Task to complete = Drop every picture and give the entries back exactly.

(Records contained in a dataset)
+ + + + + + +

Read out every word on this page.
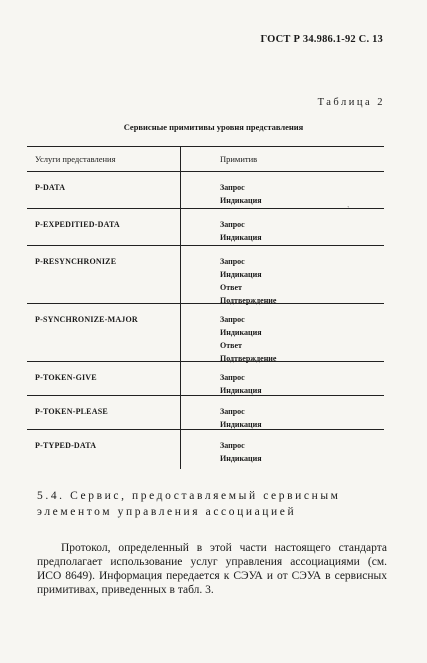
ГОСТ Р 34.986.1-92 С. 13
Таблица 2
Сервисные примитивы уровня представления
Услуги представления	Примитив
P-DATA	Запрос
Индикация
P-EXPEDITIED-DATA	Запрос
Индикация
P-RESYNCHRONIZE	Запрос
Индикация
Ответ
Подтверждение
P-SYNCHRONIZE-MAJOR	Запрос
Индикация
Ответ
Подтверждение
P-TOKEN-GIVE	Запрос
Индикация
P-TOKEN-PLEASE	Запрос
Индикация
P-TYPED-DATA	Запрос
Индикация
ˋ
5.4. Сервис, предоставляемый сервисным элементом управления ассоциацией
Протокол, определенный в этой части настоящего стандарта предполагает использование услуг управления ассоциациями (см. ИСО 8649). Информация передается к СЭУА и от СЭУА в сервисных примитивах, приведенных в табл. 3.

+ + + + + + +

The response =
Read out every word on this page.
ГОСТ Р 34.986.1-92 С. 13
Таблица 2
Сервисные примитивы уровня представления
Услуги представления	Примитив
P-DATA	Запрос
Индикация
P-EXPEDITIED-DATA	Запрос
Индикация
P-RESYNCHRONIZE	Запрос
Индикация
Ответ
Подтверждение
P-SYNCHRONIZE-MAJOR	Запрос
Индикация
Ответ
Подтверждение
P-TOKEN-GIVE	Запрос
Индикация
P-TOKEN-PLEASE	Запрос
Индикация
P-TYPED-DATA	Запрос
Индикация
ˋ
5.4. Сервис, предоставляемый сервисным элементом управления ассоциацией
Протокол, определенный в этой части настоящего стандарта предполагает использование услуг управления ассоциациями (см. ИСО 8649). Информация передается к СЭУА и от СЭУА в сервисных примитивах, приведенных в табл. 3.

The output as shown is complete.